→ **JOB**
Skip any picture you find and retype all the remaining lines exactly.

begin RECORDS FOR THE TASK

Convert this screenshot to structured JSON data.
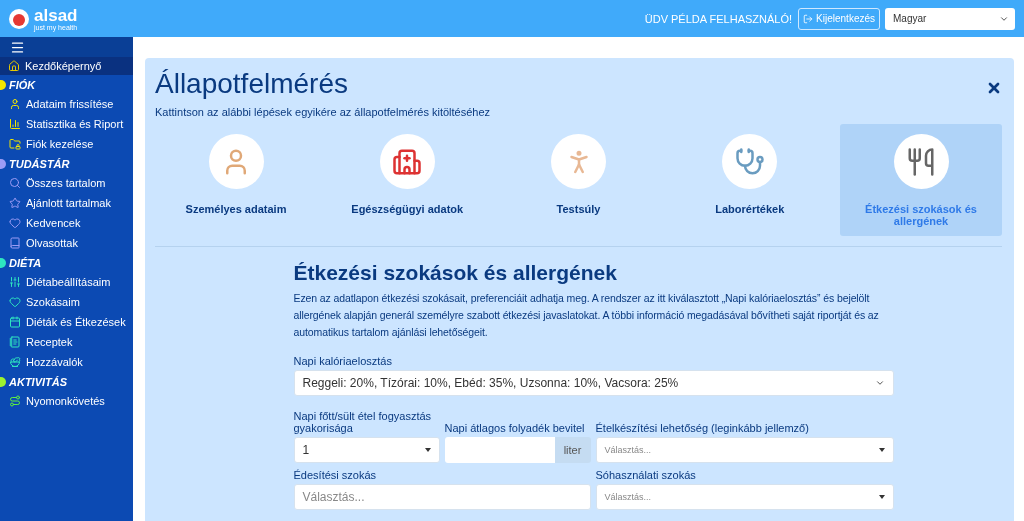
{
  "header": {
    "logo": "alsad",
    "tagline": "just my health",
    "greeting": "ÜDV PÉLDA FELHASZNÁLÓ!",
    "logout": "Kijelentkezés",
    "language": "Magyar"
  },
  "sidebar": {
    "home": {
      "label": "Kezdőképernyő",
      "selected": true
    },
    "sections": [
      {
        "title": "FIÓK",
        "color": "#f2e600",
        "items": [
          "Adataim frissítése",
          "Statisztika és Riport",
          "Fiók kezelése"
        ]
      },
      {
        "title": "TUDÁSTÁR",
        "color": "#9c9cf5",
        "items": [
          "Összes tartalom",
          "Ajánlott tartalmak",
          "Kedvencek",
          "Olvasottak"
        ]
      },
      {
        "title": "DIÉTA",
        "color": "#2ee6c0",
        "items": [
          "Diétabeállításaim",
          "Szokásaim",
          "Diéták és Étkezések",
          "Receptek",
          "Hozzávalók"
        ]
      },
      {
        "title": "AKTIVITÁS",
        "color": "#9cf22e",
        "items": [
          "Nyomonkövetés"
        ]
      }
    ]
  },
  "panel": {
    "title": "Állapotfelmérés",
    "subtitle": "Kattintson az alábbi lépések egyikére az állapotfelmérés kitöltéséhez",
    "steps": [
      {
        "label": "Személyes adataim",
        "selected": false
      },
      {
        "label": "Egészségügyi adatok",
        "selected": false
      },
      {
        "label": "Testsúly",
        "selected": false
      },
      {
        "label": "Laborértékek",
        "selected": false
      },
      {
        "label": "Étkezési szokások és allergének",
        "selected": true
      }
    ]
  },
  "form": {
    "title": "Étkezési szokások és allergének",
    "description": "Ezen az adatlapon étkezési szokásait, preferenciáit adhatja meg. A rendszer az itt kiválasztott „Napi kalóriaelosztás” és bejelölt allergének alapján generál személyre szabott étkezési javaslatokat. A többi információ megadásával bővítheti saját riportját és az automatikus tartalom ajánlási lehetőségeit.",
    "calorie": {
      "label": "Napi kalóriaelosztás",
      "value": "Reggeli: 20%, Tízórai: 10%, Ebéd: 35%, Uzsonna: 10%, Vacsora: 25%"
    },
    "cooked": {
      "label": "Napi főtt/sült étel fogyasztás gyakorisága",
      "value": "1"
    },
    "fluid": {
      "label": "Napi átlagos folyadék bevitel",
      "unit": "liter"
    },
    "cooking": {
      "label": "Ételkészítési lehetőség (leginkább jellemző)",
      "placeholder": "Választás..."
    },
    "sweetening": {
      "label": "Édesítési szokás",
      "placeholder": "Választás..."
    },
    "salt": {
      "label": "Sóhasználati szokás",
      "placeholder": "Választás..."
    }
  }
}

end RECORDS FOR THE TASK

→ **THE RESULT**
Convert this screenshot to structured JSON data.
{
  "header": {
    "logo": "alsad",
    "tagline": "just my health",
    "greeting": "ÜDV PÉLDA FELHASZNÁLÓ!",
    "logout": "Kijelentkezés",
    "language": "Magyar"
  },
  "sidebar": {
    "home": {
      "label": "Kezdőképernyő",
      "selected": true
    },
    "sections": [
      {
        "title": "FIÓK",
        "color": "#f2e600",
        "items": [
          "Adataim frissítése",
          "Statisztika és Riport",
          "Fiók kezelése"
        ]
      },
      {
        "title": "TUDÁSTÁR",
        "color": "#9c9cf5",
        "items": [
          "Összes tartalom",
          "Ajánlott tartalmak",
          "Kedvencek",
          "Olvasottak"
        ]
      },
      {
        "title": "DIÉTA",
        "color": "#2ee6c0",
        "items": [
          "Diétabeállításaim",
          "Szokásaim",
          "Diéták és Étkezések",
          "Receptek",
          "Hozzávalók"
        ]
      },
      {
        "title": "AKTIVITÁS",
        "color": "#9cf22e",
        "items": [
          "Nyomonkövetés"
        ]
      }
    ]
  },
  "panel": {
    "title": "Állapotfelmérés",
    "subtitle": "Kattintson az alábbi lépések egyikére az állapotfelmérés kitöltéséhez",
    "steps": [
      {
        "label": "Személyes adataim",
        "selected": false
      },
      {
        "label": "Egészségügyi adatok",
        "selected": false
      },
      {
        "label": "Testsúly",
        "selected": false
      },
      {
        "label": "Laborértékek",
        "selected": false
      },
      {
        "label": "Étkezési szokások és allergének",
        "selected": true
      }
    ]
  },
  "form": {
    "title": "Étkezési szokások és allergének",
    "description": "Ezen az adatlapon étkezési szokásait, preferenciáit adhatja meg. A rendszer az itt kiválasztott „Napi kalóriaelosztás” és bejelölt allergének alapján generál személyre szabott étkezési javaslatokat. A többi információ megadásával bővítheti saját riportját és az automatikus tartalom ajánlási lehetőségeit.",
    "calorie": {
      "label": "Napi kalóriaelosztás",
      "value": "Reggeli: 20%, Tízórai: 10%, Ebéd: 35%, Uzsonna: 10%, Vacsora: 25%"
    },
    "cooked": {
      "label": "Napi főtt/sült étel fogyasztás gyakorisága",
      "value": "1"
    },
    "fluid": {
      "label": "Napi átlagos folyadék bevitel",
      "unit": "liter"
    },
    "cooking": {
      "label": "Ételkészítési lehetőség (leginkább jellemző)",
      "placeholder": "Választás..."
    },
    "sweetening": {
      "label": "Édesítési szokás",
      "placeholder": "Választás..."
    },
    "salt": {
      "label": "Sóhasználati szokás",
      "placeholder": "Választás..."
    }
  }
}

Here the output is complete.